▸ **PROBLEM STATEMENT**
In the entries below, count the lines holding "NdPr". Reply with the number only.

Figure collection entries:

--- BEGIN ---

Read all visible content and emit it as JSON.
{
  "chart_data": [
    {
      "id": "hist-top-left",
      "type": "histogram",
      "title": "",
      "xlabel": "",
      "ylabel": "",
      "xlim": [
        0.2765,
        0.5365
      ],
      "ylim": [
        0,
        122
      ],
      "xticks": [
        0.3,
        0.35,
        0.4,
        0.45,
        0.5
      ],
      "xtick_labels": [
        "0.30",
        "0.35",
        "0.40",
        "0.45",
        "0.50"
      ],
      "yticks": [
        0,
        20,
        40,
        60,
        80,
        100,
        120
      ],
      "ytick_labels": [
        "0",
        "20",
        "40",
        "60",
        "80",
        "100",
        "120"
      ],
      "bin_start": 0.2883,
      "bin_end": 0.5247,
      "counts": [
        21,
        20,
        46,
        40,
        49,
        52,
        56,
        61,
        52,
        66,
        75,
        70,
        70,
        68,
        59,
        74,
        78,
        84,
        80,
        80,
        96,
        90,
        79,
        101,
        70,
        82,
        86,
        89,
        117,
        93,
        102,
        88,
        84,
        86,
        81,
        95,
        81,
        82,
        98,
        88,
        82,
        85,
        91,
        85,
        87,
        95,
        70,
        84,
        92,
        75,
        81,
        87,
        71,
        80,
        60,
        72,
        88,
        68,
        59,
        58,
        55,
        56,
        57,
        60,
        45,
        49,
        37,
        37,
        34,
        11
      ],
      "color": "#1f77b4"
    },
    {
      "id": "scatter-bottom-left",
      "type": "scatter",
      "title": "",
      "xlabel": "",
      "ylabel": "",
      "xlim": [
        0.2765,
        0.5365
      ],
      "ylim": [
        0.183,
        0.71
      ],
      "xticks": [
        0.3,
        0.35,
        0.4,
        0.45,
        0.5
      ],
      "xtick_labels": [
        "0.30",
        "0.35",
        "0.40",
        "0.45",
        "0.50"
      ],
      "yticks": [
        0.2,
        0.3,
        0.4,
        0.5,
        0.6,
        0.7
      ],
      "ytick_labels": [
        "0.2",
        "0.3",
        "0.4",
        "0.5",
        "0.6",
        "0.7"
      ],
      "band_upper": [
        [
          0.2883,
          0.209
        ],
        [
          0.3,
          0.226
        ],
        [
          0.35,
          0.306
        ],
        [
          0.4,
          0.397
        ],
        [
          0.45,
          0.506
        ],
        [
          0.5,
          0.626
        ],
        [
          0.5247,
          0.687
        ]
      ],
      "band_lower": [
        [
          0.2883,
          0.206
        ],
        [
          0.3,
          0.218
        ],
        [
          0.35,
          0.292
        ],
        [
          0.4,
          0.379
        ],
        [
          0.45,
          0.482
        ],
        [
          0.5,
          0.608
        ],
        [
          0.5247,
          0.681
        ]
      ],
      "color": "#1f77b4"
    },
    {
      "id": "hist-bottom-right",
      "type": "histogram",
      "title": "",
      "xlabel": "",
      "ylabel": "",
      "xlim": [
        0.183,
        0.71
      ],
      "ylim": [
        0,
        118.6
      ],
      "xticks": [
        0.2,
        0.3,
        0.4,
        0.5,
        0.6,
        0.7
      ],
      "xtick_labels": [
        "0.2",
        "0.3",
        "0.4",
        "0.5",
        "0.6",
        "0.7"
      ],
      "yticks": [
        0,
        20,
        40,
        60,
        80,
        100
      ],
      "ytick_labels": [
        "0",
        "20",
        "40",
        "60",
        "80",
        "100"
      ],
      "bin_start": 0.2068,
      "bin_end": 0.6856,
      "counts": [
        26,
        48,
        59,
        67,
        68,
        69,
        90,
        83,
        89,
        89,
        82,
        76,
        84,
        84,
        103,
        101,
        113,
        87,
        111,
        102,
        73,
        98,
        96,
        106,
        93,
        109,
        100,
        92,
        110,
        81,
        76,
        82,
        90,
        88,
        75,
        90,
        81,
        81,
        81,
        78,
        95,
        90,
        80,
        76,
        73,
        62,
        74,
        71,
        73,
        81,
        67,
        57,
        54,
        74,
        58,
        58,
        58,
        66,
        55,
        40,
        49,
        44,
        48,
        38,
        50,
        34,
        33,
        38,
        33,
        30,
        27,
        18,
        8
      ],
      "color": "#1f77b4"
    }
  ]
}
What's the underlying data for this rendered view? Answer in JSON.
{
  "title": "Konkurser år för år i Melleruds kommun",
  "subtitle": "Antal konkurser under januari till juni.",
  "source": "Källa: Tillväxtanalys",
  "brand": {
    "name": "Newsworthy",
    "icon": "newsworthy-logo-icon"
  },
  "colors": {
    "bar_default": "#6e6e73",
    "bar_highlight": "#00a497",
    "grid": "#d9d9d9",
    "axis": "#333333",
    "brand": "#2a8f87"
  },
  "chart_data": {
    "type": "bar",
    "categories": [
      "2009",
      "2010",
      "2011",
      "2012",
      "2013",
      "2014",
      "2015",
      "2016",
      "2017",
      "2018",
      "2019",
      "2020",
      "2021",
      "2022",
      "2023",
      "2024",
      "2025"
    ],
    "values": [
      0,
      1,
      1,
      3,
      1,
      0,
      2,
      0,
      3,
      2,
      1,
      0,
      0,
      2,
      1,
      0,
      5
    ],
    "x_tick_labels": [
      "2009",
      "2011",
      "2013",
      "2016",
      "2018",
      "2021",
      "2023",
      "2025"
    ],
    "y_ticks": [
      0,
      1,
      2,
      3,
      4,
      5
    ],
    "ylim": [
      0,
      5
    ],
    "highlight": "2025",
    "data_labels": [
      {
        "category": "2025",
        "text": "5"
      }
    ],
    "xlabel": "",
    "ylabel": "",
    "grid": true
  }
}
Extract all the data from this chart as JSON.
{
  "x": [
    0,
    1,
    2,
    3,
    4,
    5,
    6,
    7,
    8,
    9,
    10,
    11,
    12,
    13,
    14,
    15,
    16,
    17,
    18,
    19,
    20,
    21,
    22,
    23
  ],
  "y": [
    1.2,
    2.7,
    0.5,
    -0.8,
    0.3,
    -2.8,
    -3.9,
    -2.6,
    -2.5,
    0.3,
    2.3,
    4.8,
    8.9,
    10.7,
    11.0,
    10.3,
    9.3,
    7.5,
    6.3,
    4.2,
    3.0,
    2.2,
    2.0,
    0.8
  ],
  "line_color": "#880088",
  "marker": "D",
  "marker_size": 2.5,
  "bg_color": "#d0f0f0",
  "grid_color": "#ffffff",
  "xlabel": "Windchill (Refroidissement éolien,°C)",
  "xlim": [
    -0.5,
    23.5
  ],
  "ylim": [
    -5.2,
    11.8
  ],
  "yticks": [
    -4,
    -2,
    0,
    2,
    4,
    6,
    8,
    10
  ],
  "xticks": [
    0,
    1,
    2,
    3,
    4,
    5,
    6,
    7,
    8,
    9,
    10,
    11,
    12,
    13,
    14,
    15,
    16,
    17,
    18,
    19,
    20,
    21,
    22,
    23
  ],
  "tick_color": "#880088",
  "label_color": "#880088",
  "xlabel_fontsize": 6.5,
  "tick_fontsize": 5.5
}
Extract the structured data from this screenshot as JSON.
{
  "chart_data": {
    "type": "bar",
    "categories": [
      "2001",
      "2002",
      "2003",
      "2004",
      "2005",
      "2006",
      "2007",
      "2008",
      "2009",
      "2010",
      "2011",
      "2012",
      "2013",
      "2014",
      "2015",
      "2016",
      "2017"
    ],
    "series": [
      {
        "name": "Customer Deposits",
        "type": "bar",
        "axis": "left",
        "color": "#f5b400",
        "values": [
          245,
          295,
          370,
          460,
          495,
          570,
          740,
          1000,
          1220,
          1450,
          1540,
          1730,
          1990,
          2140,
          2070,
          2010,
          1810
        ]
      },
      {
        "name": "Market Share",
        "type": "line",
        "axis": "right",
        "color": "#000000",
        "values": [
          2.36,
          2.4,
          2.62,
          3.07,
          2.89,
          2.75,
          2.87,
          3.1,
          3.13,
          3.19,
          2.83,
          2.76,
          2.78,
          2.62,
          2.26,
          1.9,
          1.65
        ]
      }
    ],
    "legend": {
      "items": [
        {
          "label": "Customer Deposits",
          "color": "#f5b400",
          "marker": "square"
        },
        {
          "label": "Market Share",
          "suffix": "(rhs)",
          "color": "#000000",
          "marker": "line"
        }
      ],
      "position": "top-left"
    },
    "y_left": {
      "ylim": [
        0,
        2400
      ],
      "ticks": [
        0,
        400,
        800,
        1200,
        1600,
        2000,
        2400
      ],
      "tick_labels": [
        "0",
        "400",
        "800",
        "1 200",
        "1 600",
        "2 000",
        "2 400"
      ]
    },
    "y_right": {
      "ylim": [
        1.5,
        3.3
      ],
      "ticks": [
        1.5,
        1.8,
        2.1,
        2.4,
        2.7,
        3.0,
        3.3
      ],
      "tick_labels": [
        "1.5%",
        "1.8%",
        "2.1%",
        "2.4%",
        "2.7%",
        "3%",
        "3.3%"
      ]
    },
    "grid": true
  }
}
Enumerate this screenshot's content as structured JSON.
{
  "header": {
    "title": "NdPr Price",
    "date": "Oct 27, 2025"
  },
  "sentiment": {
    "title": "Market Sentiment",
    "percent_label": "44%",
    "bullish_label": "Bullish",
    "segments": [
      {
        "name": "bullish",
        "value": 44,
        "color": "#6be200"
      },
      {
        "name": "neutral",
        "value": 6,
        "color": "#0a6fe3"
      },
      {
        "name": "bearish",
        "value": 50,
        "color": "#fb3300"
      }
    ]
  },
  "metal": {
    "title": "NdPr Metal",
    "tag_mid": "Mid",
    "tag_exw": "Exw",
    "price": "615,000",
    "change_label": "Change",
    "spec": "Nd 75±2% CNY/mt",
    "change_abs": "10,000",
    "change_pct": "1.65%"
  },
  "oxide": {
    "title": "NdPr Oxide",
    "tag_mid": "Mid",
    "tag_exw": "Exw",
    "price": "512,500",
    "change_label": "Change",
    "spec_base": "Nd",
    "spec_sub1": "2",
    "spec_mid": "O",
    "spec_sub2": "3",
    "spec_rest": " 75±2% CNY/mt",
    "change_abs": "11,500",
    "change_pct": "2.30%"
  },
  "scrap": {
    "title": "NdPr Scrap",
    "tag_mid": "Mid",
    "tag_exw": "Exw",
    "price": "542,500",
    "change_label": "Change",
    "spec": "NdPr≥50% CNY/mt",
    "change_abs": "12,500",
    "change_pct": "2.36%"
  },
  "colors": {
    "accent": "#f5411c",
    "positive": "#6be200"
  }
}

--- END ---

▸ **EXERCISE RESULT**
5